Every line below should be copied exactly; drop the pictures.

Dataset excerpt:

▬▬▬

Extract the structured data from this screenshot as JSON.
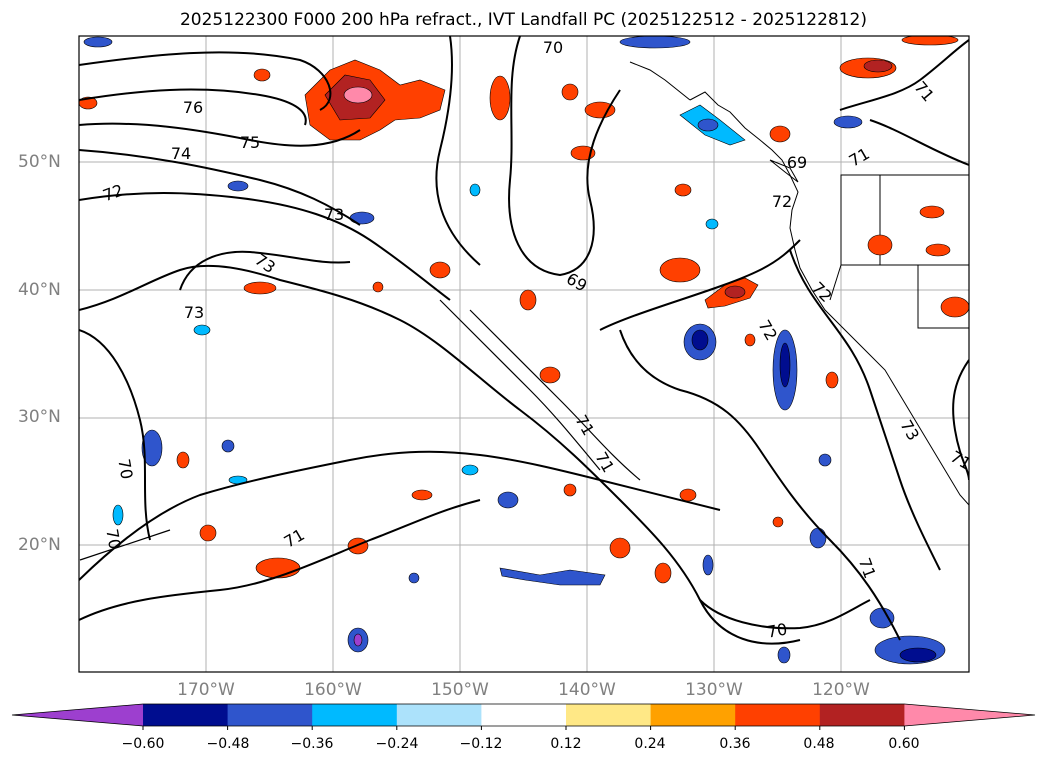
{
  "title": "2025122300 F000 200 hPa refract., IVT Landfall PC (2025122512 - 2025122812)",
  "lat_labels": [
    "50°N",
    "40°N",
    "30°N",
    "20°N"
  ],
  "lon_labels": [
    "170°W",
    "160°W",
    "150°W",
    "140°W",
    "130°W",
    "120°W"
  ],
  "contour_labels": [
    "70",
    "76",
    "75",
    "74",
    "72",
    "73",
    "73",
    "73",
    "69",
    "69",
    "71",
    "71",
    "72",
    "72",
    "72",
    "71",
    "71",
    "73",
    "71",
    "70",
    "70",
    "71",
    "70",
    "71"
  ],
  "colorbar": {
    "ticks": [
      "−0.60",
      "−0.48",
      "−0.36",
      "−0.24",
      "−0.12",
      "0.12",
      "0.24",
      "0.36",
      "0.48",
      "0.60"
    ],
    "colors": [
      "#9d3fcf",
      "#000d8f",
      "#2f55cc",
      "#00baff",
      "#ace2fb",
      "#ffffff",
      "#ffe886",
      "#ffa100",
      "#ff4000",
      "#b22222",
      "#ff89aa"
    ]
  }
}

▬▬▬

RIGHT ANSWER.
Extract the structured data from this screenshot as JSON.
{
  "title": "2025122300 F000 200 hPa refract., IVT Landfall PC (2025122512 - 2025122812)",
  "lat_labels": [
    "50°N",
    "40°N",
    "30°N",
    "20°N"
  ],
  "lon_labels": [
    "170°W",
    "160°W",
    "150°W",
    "140°W",
    "130°W",
    "120°W"
  ],
  "contour_labels": [
    "70",
    "76",
    "75",
    "74",
    "72",
    "73",
    "73",
    "73",
    "69",
    "69",
    "71",
    "71",
    "72",
    "72",
    "72",
    "71",
    "71",
    "73",
    "71",
    "70",
    "70",
    "71",
    "70",
    "71"
  ],
  "colorbar": {
    "ticks": [
      "−0.60",
      "−0.48",
      "−0.36",
      "−0.24",
      "−0.12",
      "0.12",
      "0.24",
      "0.36",
      "0.48",
      "0.60"
    ],
    "colors": [
      "#9d3fcf",
      "#000d8f",
      "#2f55cc",
      "#00baff",
      "#ace2fb",
      "#ffffff",
      "#ffe886",
      "#ffa100",
      "#ff4000",
      "#b22222",
      "#ff89aa"
    ]
  }
}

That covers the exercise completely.